# Start of Data

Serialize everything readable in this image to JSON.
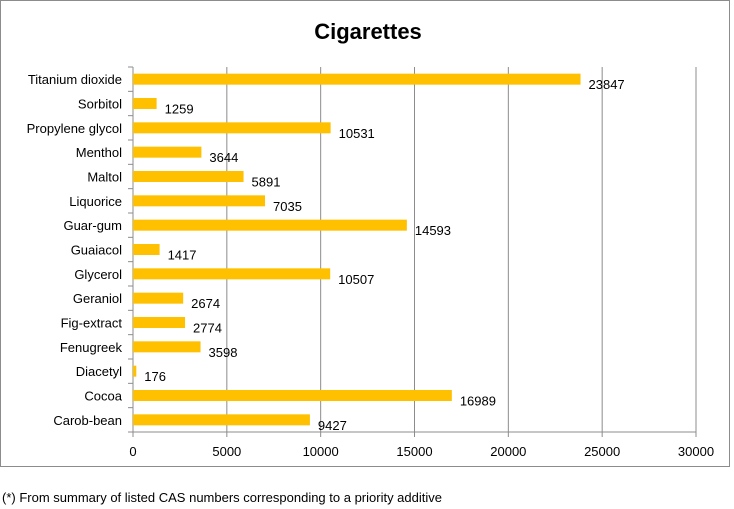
{
  "chart_data": {
    "type": "bar",
    "orientation": "horizontal",
    "title": "Cigarettes",
    "categories": [
      "Carob-bean",
      "Cocoa",
      "Diacetyl",
      "Fenugreek",
      "Fig-extract",
      "Geraniol",
      "Glycerol",
      "Guaiacol",
      "Guar-gum",
      "Liquorice",
      "Maltol",
      "Menthol",
      "Propylene glycol",
      "Sorbitol",
      "Titanium dioxide"
    ],
    "values": [
      9427,
      16989,
      176,
      3598,
      2774,
      2674,
      10507,
      1417,
      14593,
      7035,
      5891,
      3644,
      10531,
      1259,
      23847
    ],
    "xlim": [
      0,
      30000
    ],
    "xticks": [
      0,
      5000,
      10000,
      15000,
      20000,
      25000,
      30000
    ],
    "grid": "vertical",
    "legend": "none",
    "data_labels": true,
    "colors": {
      "bar": "#FFC000",
      "grid": "#8c8c8c",
      "axis": "#8c8c8c",
      "border": "#8c8c8c"
    }
  },
  "footnote": "(*) From summary of listed CAS numbers corresponding to a priority additive"
}
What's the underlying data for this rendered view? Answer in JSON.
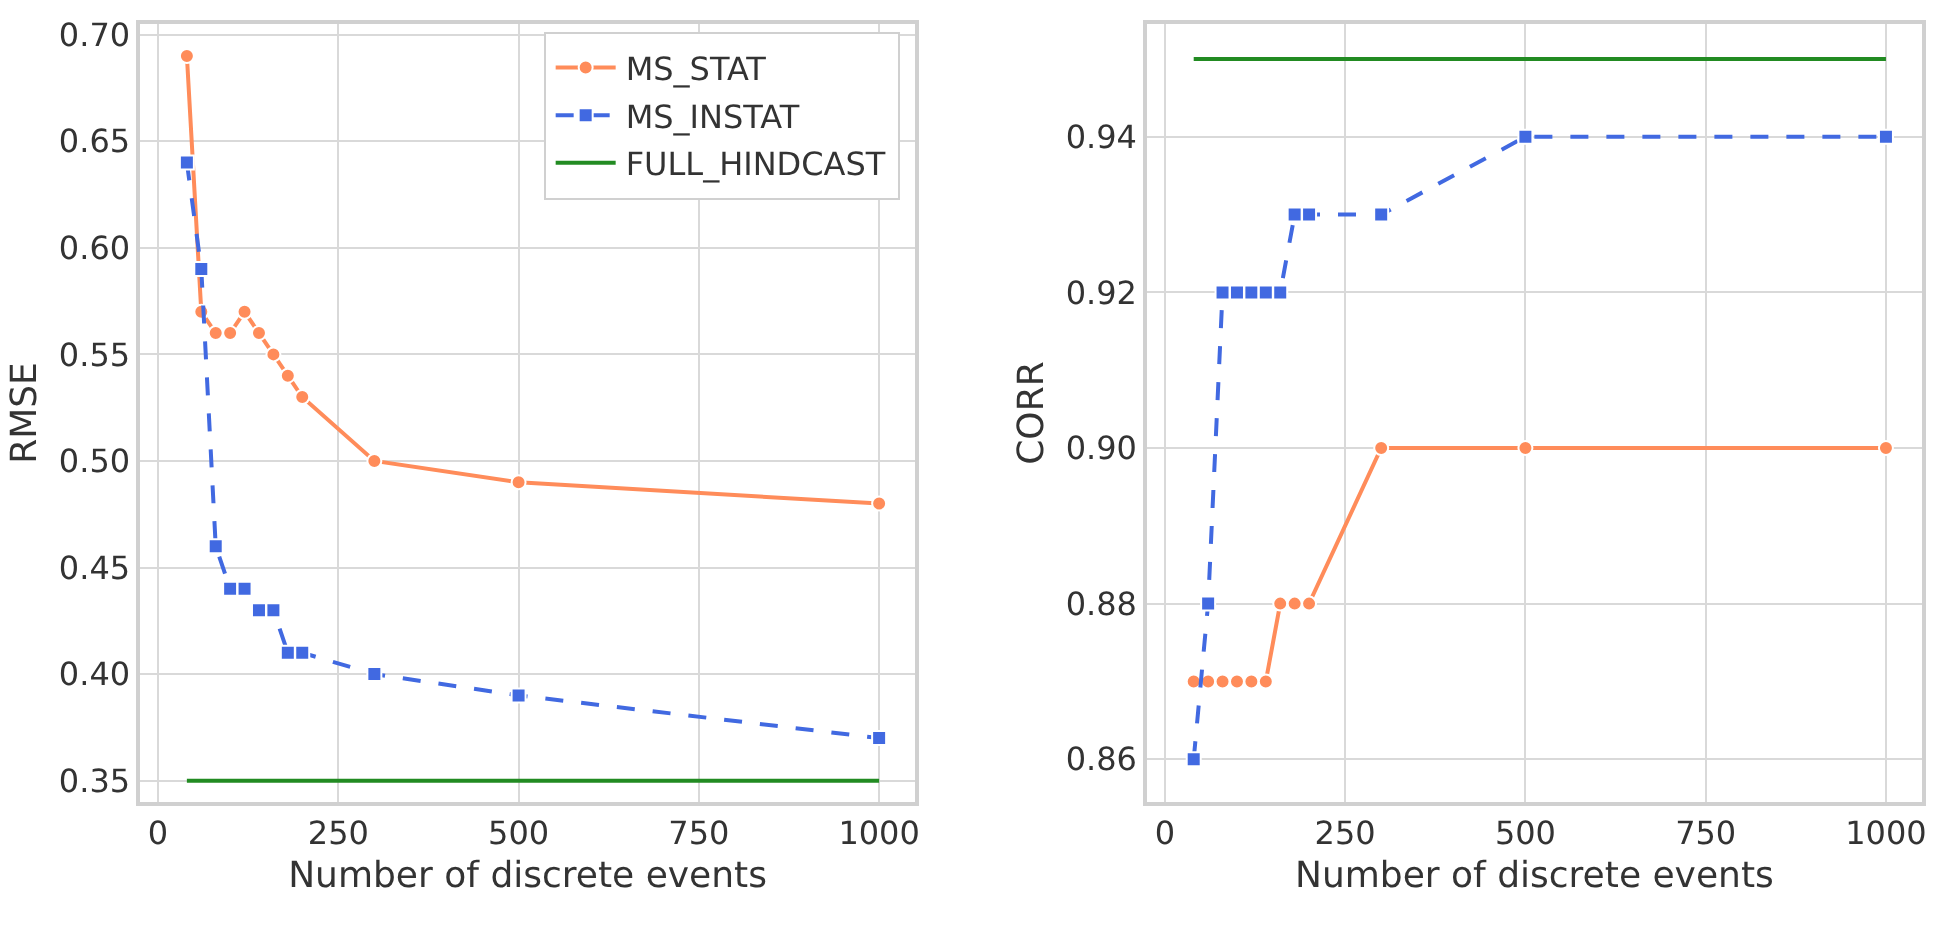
{
  "chart_data": [
    {
      "type": "line",
      "xlabel": "Number of discrete events",
      "ylabel": "RMSE",
      "x": [
        40,
        60,
        80,
        100,
        120,
        140,
        160,
        180,
        200,
        300,
        500,
        1000
      ],
      "series": [
        {
          "name": "MS_STAT",
          "color": "#ff8c5a",
          "marker": "circle",
          "line_style": "solid",
          "values": [
            0.69,
            0.57,
            0.56,
            0.56,
            0.57,
            0.56,
            0.55,
            0.54,
            0.53,
            0.5,
            0.49,
            0.48
          ]
        },
        {
          "name": "MS_INSTAT",
          "color": "#4169e1",
          "marker": "square",
          "line_style": "dashed",
          "values": [
            0.64,
            0.59,
            0.46,
            0.44,
            0.44,
            0.43,
            0.43,
            0.41,
            0.41,
            0.4,
            0.39,
            0.37
          ]
        },
        {
          "name": "FULL_HINDCAST",
          "color": "#228b22",
          "marker": "none",
          "line_style": "solid",
          "values": [
            0.35,
            0.35,
            0.35,
            0.35,
            0.35,
            0.35,
            0.35,
            0.35,
            0.35,
            0.35,
            0.35,
            0.35
          ]
        }
      ],
      "xlim": [
        -25,
        1050
      ],
      "xticks": [
        0,
        250,
        500,
        750,
        1000
      ],
      "ylim": [
        0.34,
        0.705
      ],
      "yticks": [
        {
          "value": 0.35,
          "label": "0.35"
        },
        {
          "value": 0.4,
          "label": "0.40"
        },
        {
          "value": 0.45,
          "label": "0.45"
        },
        {
          "value": 0.5,
          "label": "0.50"
        },
        {
          "value": 0.55,
          "label": "0.55"
        },
        {
          "value": 0.6,
          "label": "0.60"
        },
        {
          "value": 0.65,
          "label": "0.65"
        },
        {
          "value": 0.7,
          "label": "0.70"
        }
      ],
      "grid": true,
      "legend": "top right"
    },
    {
      "type": "line",
      "xlabel": "Number of discrete events",
      "ylabel": "CORR",
      "x": [
        40,
        60,
        80,
        100,
        120,
        140,
        160,
        180,
        200,
        300,
        500,
        1000
      ],
      "series": [
        {
          "color": "#ff8c5a",
          "marker": "circle",
          "line_style": "solid",
          "values": [
            0.87,
            0.87,
            0.87,
            0.87,
            0.87,
            0.87,
            0.88,
            0.88,
            0.88,
            0.9,
            0.9,
            0.9
          ]
        },
        {
          "color": "#4169e1",
          "marker": "square",
          "line_style": "dashed",
          "values": [
            0.86,
            0.88,
            0.92,
            0.92,
            0.92,
            0.92,
            0.92,
            0.93,
            0.93,
            0.93,
            0.94,
            0.94
          ]
        },
        {
          "color": "#228b22",
          "marker": "none",
          "line_style": "solid",
          "values": [
            0.95,
            0.95,
            0.95,
            0.95,
            0.95,
            0.95,
            0.95,
            0.95,
            0.95,
            0.95,
            0.95,
            0.95
          ]
        }
      ],
      "xlim": [
        -25,
        1050
      ],
      "xticks": [
        0,
        250,
        500,
        750,
        1000
      ],
      "ylim": [
        0.8545,
        0.9545
      ],
      "yticks": [
        {
          "value": 0.86,
          "label": "0.86"
        },
        {
          "value": 0.88,
          "label": "0.88"
        },
        {
          "value": 0.9,
          "label": "0.90"
        },
        {
          "value": 0.92,
          "label": "0.92"
        },
        {
          "value": 0.94,
          "label": "0.94"
        }
      ],
      "grid": true,
      "legend": false
    }
  ]
}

# End of Data

(Problem details) Leave the pictures out and reproduce all of the records exactly.

(Task response)
Serialize everything readable in this image to JSON.
{
  "chart_data": {
    "type": "bar",
    "orientation": "horizontal",
    "title": "Cigarettes",
    "categories": [
      "Carob-bean",
      "Cocoa",
      "Diacetyl",
      "Fenugreek",
      "Fig-extract",
      "Geraniol",
      "Glycerol",
      "Guaiacol",
      "Guar-gum",
      "Liquorice",
      "Maltol",
      "Menthol",
      "Propylene glycol",
      "Sorbitol",
      "Titanium dioxide"
    ],
    "values": [
      9427,
      16989,
      176,
      3598,
      2774,
      2674,
      10507,
      1417,
      14593,
      7035,
      5891,
      3644,
      10531,
      1259,
      23847
    ],
    "xlim": [
      0,
      30000
    ],
    "xticks": [
      0,
      5000,
      10000,
      15000,
      20000,
      25000,
      30000
    ],
    "grid": "vertical",
    "legend": "none",
    "data_labels": true,
    "colors": {
      "bar": "#FFC000",
      "grid": "#8c8c8c",
      "axis": "#8c8c8c",
      "border": "#8c8c8c"
    }
  },
  "footnote": "(*) From summary of listed CAS numbers corresponding to a priority additive"
}
What's the underlying data for this rendered view? Answer in JSON.
{
  "chart_data": [
    {
      "type": "line",
      "xlabel": "Number of discrete events",
      "ylabel": "RMSE",
      "x": [
        40,
        60,
        80,
        100,
        120,
        140,
        160,
        180,
        200,
        300,
        500,
        1000
      ],
      "series": [
        {
          "name": "MS_STAT",
          "color": "#ff8c5a",
          "marker": "circle",
          "line_style": "solid",
          "values": [
            0.69,
            0.57,
            0.56,
            0.56,
            0.57,
            0.56,
            0.55,
            0.54,
            0.53,
            0.5,
            0.49,
            0.48
          ]
        },
        {
          "name": "MS_INSTAT",
          "color": "#4169e1",
          "marker": "square",
          "line_style": "dashed",
          "values": [
            0.64,
            0.59,
            0.46,
            0.44,
            0.44,
            0.43,
            0.43,
            0.41,
            0.41,
            0.4,
            0.39,
            0.37
          ]
        },
        {
          "name": "FULL_HINDCAST",
          "color": "#228b22",
          "marker": "none",
          "line_style": "solid",
          "values": [
            0.35,
            0.35,
            0.35,
            0.35,
            0.35,
            0.35,
            0.35,
            0.35,
            0.35,
            0.35,
            0.35,
            0.35
          ]
        }
      ],
      "xlim": [
        -25,
        1050
      ],
      "xticks": [
        0,
        250,
        500,
        750,
        1000
      ],
      "ylim": [
        0.34,
        0.705
      ],
      "yticks": [
        {
          "value": 0.35,
          "label": "0.35"
        },
        {
          "value": 0.4,
          "label": "0.40"
        },
        {
          "value": 0.45,
          "label": "0.45"
        },
        {
          "value": 0.5,
          "label": "0.50"
        },
        {
          "value": 0.55,
          "label": "0.55"
        },
        {
          "value": 0.6,
          "label": "0.60"
        },
        {
          "value": 0.65,
          "label": "0.65"
        },
        {
          "value": 0.7,
          "label": "0.70"
        }
      ],
      "grid": true,
      "legend": "top right"
    },
    {
      "type": "line",
      "xlabel": "Number of discrete events",
      "ylabel": "CORR",
      "x": [
        40,
        60,
        80,
        100,
        120,
        140,
        160,
        180,
        200,
        300,
        500,
        1000
      ],
      "series": [
        {
          "color": "#ff8c5a",
          "marker": "circle",
          "line_style": "solid",
          "values": [
            0.87,
            0.87,
            0.87,
            0.87,
            0.87,
            0.87,
            0.88,
            0.88,
            0.88,
            0.9,
            0.9,
            0.9
          ]
        },
        {
          "color": "#4169e1",
          "marker": "square",
          "line_style": "dashed",
          "values": [
            0.86,
            0.88,
            0.92,
            0.92,
            0.92,
            0.92,
            0.92,
            0.93,
            0.93,
            0.93,
            0.94,
            0.94
          ]
        },
        {
          "color": "#228b22",
          "marker": "none",
          "line_style": "solid",
          "values": [
            0.95,
            0.95,
            0.95,
            0.95,
            0.95,
            0.95,
            0.95,
            0.95,
            0.95,
            0.95,
            0.95,
            0.95
          ]
        }
      ],
      "xlim": [
        -25,
        1050
      ],
      "xticks": [
        0,
        250,
        500,
        750,
        1000
      ],
      "ylim": [
        0.8545,
        0.9545
      ],
      "yticks": [
        {
          "value": 0.86,
          "label": "0.86"
        },
        {
          "value": 0.88,
          "label": "0.88"
        },
        {
          "value": 0.9,
          "label": "0.90"
        },
        {
          "value": 0.92,
          "label": "0.92"
        },
        {
          "value": 0.94,
          "label": "0.94"
        }
      ],
      "grid": true,
      "legend": false
    }
  ]
}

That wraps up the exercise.